Work to do: Give the data a second time, exactly and in full.

[Dataset items]

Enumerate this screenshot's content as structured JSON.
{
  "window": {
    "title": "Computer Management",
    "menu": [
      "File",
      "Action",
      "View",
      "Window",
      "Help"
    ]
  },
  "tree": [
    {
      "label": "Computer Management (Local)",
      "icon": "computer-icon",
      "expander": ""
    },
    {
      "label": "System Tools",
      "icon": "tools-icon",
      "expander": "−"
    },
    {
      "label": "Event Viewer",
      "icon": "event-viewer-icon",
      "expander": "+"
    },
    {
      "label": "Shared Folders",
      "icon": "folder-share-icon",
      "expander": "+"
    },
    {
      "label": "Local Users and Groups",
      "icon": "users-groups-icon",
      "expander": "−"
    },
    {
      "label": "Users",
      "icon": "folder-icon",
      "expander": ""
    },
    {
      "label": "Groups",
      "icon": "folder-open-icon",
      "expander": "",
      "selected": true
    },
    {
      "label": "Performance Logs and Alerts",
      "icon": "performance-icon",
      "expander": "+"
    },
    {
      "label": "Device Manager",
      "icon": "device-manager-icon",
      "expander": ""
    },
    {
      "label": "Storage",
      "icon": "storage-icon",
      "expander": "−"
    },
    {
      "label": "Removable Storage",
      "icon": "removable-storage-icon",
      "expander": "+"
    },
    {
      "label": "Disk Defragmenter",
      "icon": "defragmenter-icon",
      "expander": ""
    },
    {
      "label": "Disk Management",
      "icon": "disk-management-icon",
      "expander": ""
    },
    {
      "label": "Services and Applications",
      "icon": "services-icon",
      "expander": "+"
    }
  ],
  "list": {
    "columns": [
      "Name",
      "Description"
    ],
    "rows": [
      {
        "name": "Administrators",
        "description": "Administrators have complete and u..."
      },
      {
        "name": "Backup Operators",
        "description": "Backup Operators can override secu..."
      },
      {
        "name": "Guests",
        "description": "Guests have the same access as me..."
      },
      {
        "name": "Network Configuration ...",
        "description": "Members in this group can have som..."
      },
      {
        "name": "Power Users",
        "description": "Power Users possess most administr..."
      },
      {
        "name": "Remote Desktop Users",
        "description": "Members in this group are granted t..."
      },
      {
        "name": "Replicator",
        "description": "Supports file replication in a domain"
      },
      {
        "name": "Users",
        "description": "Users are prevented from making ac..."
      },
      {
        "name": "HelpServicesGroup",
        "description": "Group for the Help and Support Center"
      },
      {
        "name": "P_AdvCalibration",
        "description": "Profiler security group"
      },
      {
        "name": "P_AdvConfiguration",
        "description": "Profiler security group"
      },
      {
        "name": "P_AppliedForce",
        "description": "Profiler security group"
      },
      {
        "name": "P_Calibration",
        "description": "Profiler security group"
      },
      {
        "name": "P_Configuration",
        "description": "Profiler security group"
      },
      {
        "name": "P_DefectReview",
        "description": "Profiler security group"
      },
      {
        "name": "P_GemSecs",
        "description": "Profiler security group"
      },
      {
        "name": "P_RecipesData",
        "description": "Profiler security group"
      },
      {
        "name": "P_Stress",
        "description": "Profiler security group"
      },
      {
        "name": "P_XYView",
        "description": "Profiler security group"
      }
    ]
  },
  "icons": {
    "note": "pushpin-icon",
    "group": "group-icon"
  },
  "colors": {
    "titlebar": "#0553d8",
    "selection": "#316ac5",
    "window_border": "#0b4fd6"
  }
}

Output below:
Enumerate this screenshot's content as structured JSON.
{
  "window": {
    "title": "Computer Management",
    "menu": [
      "File",
      "Action",
      "View",
      "Window",
      "Help"
    ]
  },
  "tree": [
    {
      "label": "Computer Management (Local)",
      "icon": "computer-icon",
      "expander": ""
    },
    {
      "label": "System Tools",
      "icon": "tools-icon",
      "expander": "−"
    },
    {
      "label": "Event Viewer",
      "icon": "event-viewer-icon",
      "expander": "+"
    },
    {
      "label": "Shared Folders",
      "icon": "folder-share-icon",
      "expander": "+"
    },
    {
      "label": "Local Users and Groups",
      "icon": "users-groups-icon",
      "expander": "−"
    },
    {
      "label": "Users",
      "icon": "folder-icon",
      "expander": ""
    },
    {
      "label": "Groups",
      "icon": "folder-open-icon",
      "expander": "",
      "selected": true
    },
    {
      "label": "Performance Logs and Alerts",
      "icon": "performance-icon",
      "expander": "+"
    },
    {
      "label": "Device Manager",
      "icon": "device-manager-icon",
      "expander": ""
    },
    {
      "label": "Storage",
      "icon": "storage-icon",
      "expander": "−"
    },
    {
      "label": "Removable Storage",
      "icon": "removable-storage-icon",
      "expander": "+"
    },
    {
      "label": "Disk Defragmenter",
      "icon": "defragmenter-icon",
      "expander": ""
    },
    {
      "label": "Disk Management",
      "icon": "disk-management-icon",
      "expander": ""
    },
    {
      "label": "Services and Applications",
      "icon": "services-icon",
      "expander": "+"
    }
  ],
  "list": {
    "columns": [
      "Name",
      "Description"
    ],
    "rows": [
      {
        "name": "Administrators",
        "description": "Administrators have complete and u..."
      },
      {
        "name": "Backup Operators",
        "description": "Backup Operators can override secu..."
      },
      {
        "name": "Guests",
        "description": "Guests have the same access as me..."
      },
      {
        "name": "Network Configuration ...",
        "description": "Members in this group can have som..."
      },
      {
        "name": "Power Users",
        "description": "Power Users possess most administr..."
      },
      {
        "name": "Remote Desktop Users",
        "description": "Members in this group are granted t..."
      },
      {
        "name": "Replicator",
        "description": "Supports file replication in a domain"
      },
      {
        "name": "Users",
        "description": "Users are prevented from making ac..."
      },
      {
        "name": "HelpServicesGroup",
        "description": "Group for the Help and Support Center"
      },
      {
        "name": "P_AdvCalibration",
        "description": "Profiler security group"
      },
      {
        "name": "P_AdvConfiguration",
        "description": "Profiler security group"
      },
      {
        "name": "P_AppliedForce",
        "description": "Profiler security group"
      },
      {
        "name": "P_Calibration",
        "description": "Profiler security group"
      },
      {
        "name": "P_Configuration",
        "description": "Profiler security group"
      },
      {
        "name": "P_DefectReview",
        "description": "Profiler security group"
      },
      {
        "name": "P_GemSecs",
        "description": "Profiler security group"
      },
      {
        "name": "P_RecipesData",
        "description": "Profiler security group"
      },
      {
        "name": "P_Stress",
        "description": "Profiler security group"
      },
      {
        "name": "P_XYView",
        "description": "Profiler security group"
      }
    ]
  },
  "icons": {
    "note": "pushpin-icon",
    "group": "group-icon"
  },
  "colors": {
    "titlebar": "#0553d8",
    "selection": "#316ac5",
    "window_border": "#0b4fd6"
  }
}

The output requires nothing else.